| EXERCISE PROMPT |
What lines of the data below include the word "expressing"? Report them by copying each.

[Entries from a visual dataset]
%%

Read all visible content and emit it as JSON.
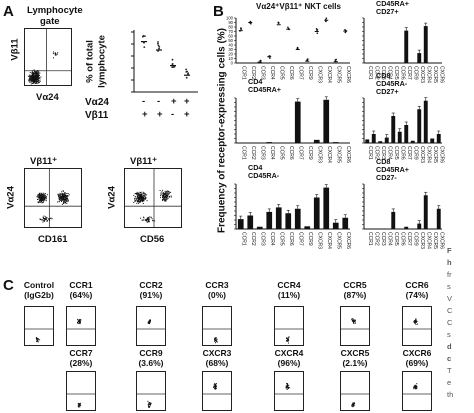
{
  "figure": {
    "panel_a": {
      "letter": "A",
      "gate_label": [
        "Lymphocyte",
        "gate"
      ],
      "dot_plot_y_label": "Vβ11",
      "dot_plot_x_label": "Vα24",
      "strip_y_label": [
        "% of total",
        "lymphocyte"
      ],
      "strip_row_labels": [
        "Vα24",
        "Vβ11"
      ],
      "strip_signs": [
        [
          "-",
          "-",
          "+",
          "+"
        ],
        [
          "+",
          "+",
          "-",
          "+"
        ]
      ],
      "lower_plots": [
        {
          "title": "Vβ11⁺",
          "y_label": "Vα24",
          "x_label": "CD161"
        },
        {
          "title": "Vβ11⁺",
          "y_label": "Vα24",
          "x_label": "CD56"
        }
      ]
    },
    "panel_b": {
      "letter": "B",
      "y_label": "Frequency of receptor-expressing cells (%)",
      "main_title": "Vα24⁺Vβ11⁺ NKT cells",
      "x_categories": [
        "CCR1",
        "CCR2",
        "CCR3",
        "CCR4",
        "CCR5",
        "CCR6",
        "CCR7",
        "CCR9",
        "CXCR3",
        "CXCR4",
        "CXCR5",
        "CXCR6"
      ],
      "y_ticks": [
        "100",
        "90",
        "80",
        "70",
        "60",
        "50",
        "40",
        "30",
        "20",
        "10",
        "0"
      ]
    },
    "panel_c": {
      "letter": "C",
      "control_label": [
        "Control",
        "(IgG2b)"
      ],
      "row1": [
        {
          "name": "CCR1",
          "pct": "(64%)"
        },
        {
          "name": "CCR2",
          "pct": "(91%)"
        },
        {
          "name": "CCR3",
          "pct": "(0%)"
        },
        {
          "name": "CCR4",
          "pct": "(11%)"
        },
        {
          "name": "CCR5",
          "pct": "(87%)"
        },
        {
          "name": "CCR6",
          "pct": "(74%)"
        }
      ],
      "row2": [
        {
          "name": "CCR7",
          "pct": "(28%)"
        },
        {
          "name": "CCR9",
          "pct": "(3.6%)"
        },
        {
          "name": "CXCR3",
          "pct": "(68%)"
        },
        {
          "name": "CXCR4",
          "pct": "(96%)"
        },
        {
          "name": "CXCR5",
          "pct": "(2.1%)"
        },
        {
          "name": "CXCR6",
          "pct": "(69%)"
        }
      ]
    },
    "cutoff_text": [
      "F",
      "h",
      "fr",
      "s",
      "V",
      "C",
      "C",
      "s",
      "d",
      "c",
      "T",
      "e",
      "th"
    ]
  },
  "chart_data": [
    {
      "type": "scatter",
      "title": "Vα24⁺Vβ11⁺ NKT cells",
      "categories": [
        "CCR1",
        "CCR2",
        "CCR3",
        "CCR4",
        "CCR5",
        "CCR6",
        "CCR7",
        "CCR9",
        "CXCR3",
        "CXCR4",
        "CXCR5",
        "CXCR6"
      ],
      "series": [
        {
          "values": [
            72,
            90,
            2,
            14,
            85,
            75,
            30,
            4,
            70,
            95,
            3,
            71
          ]
        }
      ],
      "ylim": [
        0,
        100
      ],
      "ylabel": "Frequency of receptor-expressing cells (%)"
    },
    {
      "type": "bar",
      "title": "CD8 CD45RA+ CD27+",
      "categories": [
        "CCR1",
        "CCR2",
        "CCR3",
        "CCR4",
        "CCR5",
        "CCR6",
        "CCR7",
        "CCR9",
        "CXCR3",
        "CXCR4",
        "CXCR5",
        "CXCR6"
      ],
      "values": [
        1,
        1,
        1,
        1,
        1,
        1,
        72,
        1,
        22,
        82,
        1,
        1
      ],
      "ylim": [
        0,
        100
      ]
    },
    {
      "type": "bar",
      "title": "CD4 CD45RA+",
      "categories": [
        "CCR1",
        "CCR2",
        "CCR3",
        "CCR4",
        "CCR5",
        "CCR6",
        "CCR7",
        "CCR9",
        "CXCR3",
        "CXCR4",
        "CXCR5",
        "CXCR6"
      ],
      "values": [
        1,
        1,
        1,
        2,
        1,
        1,
        92,
        1,
        7,
        96,
        2,
        1
      ],
      "ylim": [
        0,
        100
      ]
    },
    {
      "type": "bar",
      "title": "CD8 CD45RA- CD27+",
      "categories": [
        "CCR1",
        "CCR2",
        "CCR3",
        "CCR4",
        "CCR5",
        "CCR6",
        "CCR7",
        "CCR9",
        "CXCR3",
        "CXCR4",
        "CXCR5",
        "CXCR6"
      ],
      "values": [
        8,
        20,
        4,
        12,
        60,
        25,
        40,
        5,
        75,
        94,
        10,
        20
      ],
      "ylim": [
        0,
        100
      ]
    },
    {
      "type": "bar",
      "title": "CD4 CD45RA-",
      "categories": [
        "CCR1",
        "CCR2",
        "CCR3",
        "CCR4",
        "CCR5",
        "CCR6",
        "CCR7",
        "CCR9",
        "CXCR3",
        "CXCR4",
        "CXCR5",
        "CXCR6"
      ],
      "values": [
        22,
        30,
        5,
        38,
        48,
        35,
        45,
        6,
        70,
        92,
        14,
        25
      ],
      "ylim": [
        0,
        100
      ]
    },
    {
      "type": "bar",
      "title": "CD8 CD45RA+ CD27-",
      "categories": [
        "CCR1",
        "CCR2",
        "CCR3",
        "CCR4",
        "CCR5",
        "CCR6",
        "CCR7",
        "CCR9",
        "CXCR3",
        "CXCR4",
        "CXCR5",
        "CXCR6"
      ],
      "values": [
        1,
        1,
        1,
        1,
        38,
        1,
        5,
        1,
        12,
        75,
        1,
        45
      ],
      "ylim": [
        0,
        100
      ]
    },
    {
      "type": "scatter",
      "title": "",
      "categories": [
        "Vα24- Vβ11+",
        "Vα24- Vβ11+",
        "Vα24+ Vβ11-",
        "Vα24+ Vβ11+"
      ],
      "values": [
        0.42,
        0.35,
        0.22,
        0.14
      ],
      "ylabel": "% of total lymphocyte"
    }
  ]
}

%%

| ANSWER BELOW |
      "y_label": "Frequency of receptor-expressing cells (%)",
      "ylabel": "Frequency of receptor-expressing cells (%)"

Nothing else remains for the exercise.